Items listed in a dataset:
┌──

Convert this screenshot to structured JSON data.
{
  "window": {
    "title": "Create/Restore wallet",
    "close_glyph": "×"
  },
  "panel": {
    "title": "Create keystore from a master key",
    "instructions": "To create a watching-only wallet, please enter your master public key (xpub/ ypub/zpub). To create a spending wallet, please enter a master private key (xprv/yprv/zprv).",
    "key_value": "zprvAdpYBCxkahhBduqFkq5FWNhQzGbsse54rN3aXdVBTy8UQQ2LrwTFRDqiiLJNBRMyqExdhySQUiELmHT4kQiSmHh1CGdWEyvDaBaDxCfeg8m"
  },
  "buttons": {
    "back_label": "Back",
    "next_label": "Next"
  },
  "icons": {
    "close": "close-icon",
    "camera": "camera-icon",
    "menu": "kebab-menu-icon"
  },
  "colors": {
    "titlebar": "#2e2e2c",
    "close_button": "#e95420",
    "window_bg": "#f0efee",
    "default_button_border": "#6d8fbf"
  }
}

└──

Work required:
Write out the data exactly as it stands.

Written response:
Convert this screenshot to structured JSON data.
{
  "window": {
    "title": "Create/Restore wallet",
    "close_glyph": "×"
  },
  "panel": {
    "title": "Create keystore from a master key",
    "instructions": "To create a watching-only wallet, please enter your master public key (xpub/ ypub/zpub). To create a spending wallet, please enter a master private key (xprv/yprv/zprv).",
    "key_value": "zprvAdpYBCxkahhBduqFkq5FWNhQzGbsse54rN3aXdVBTy8UQQ2LrwTFRDqiiLJNBRMyqExdhySQUiELmHT4kQiSmHh1CGdWEyvDaBaDxCfeg8m"
  },
  "buttons": {
    "back_label": "Back",
    "next_label": "Next"
  },
  "icons": {
    "close": "close-icon",
    "camera": "camera-icon",
    "menu": "kebab-menu-icon"
  },
  "colors": {
    "titlebar": "#2e2e2c",
    "close_button": "#e95420",
    "window_bg": "#f0efee",
    "default_button_border": "#6d8fbf"
  }
}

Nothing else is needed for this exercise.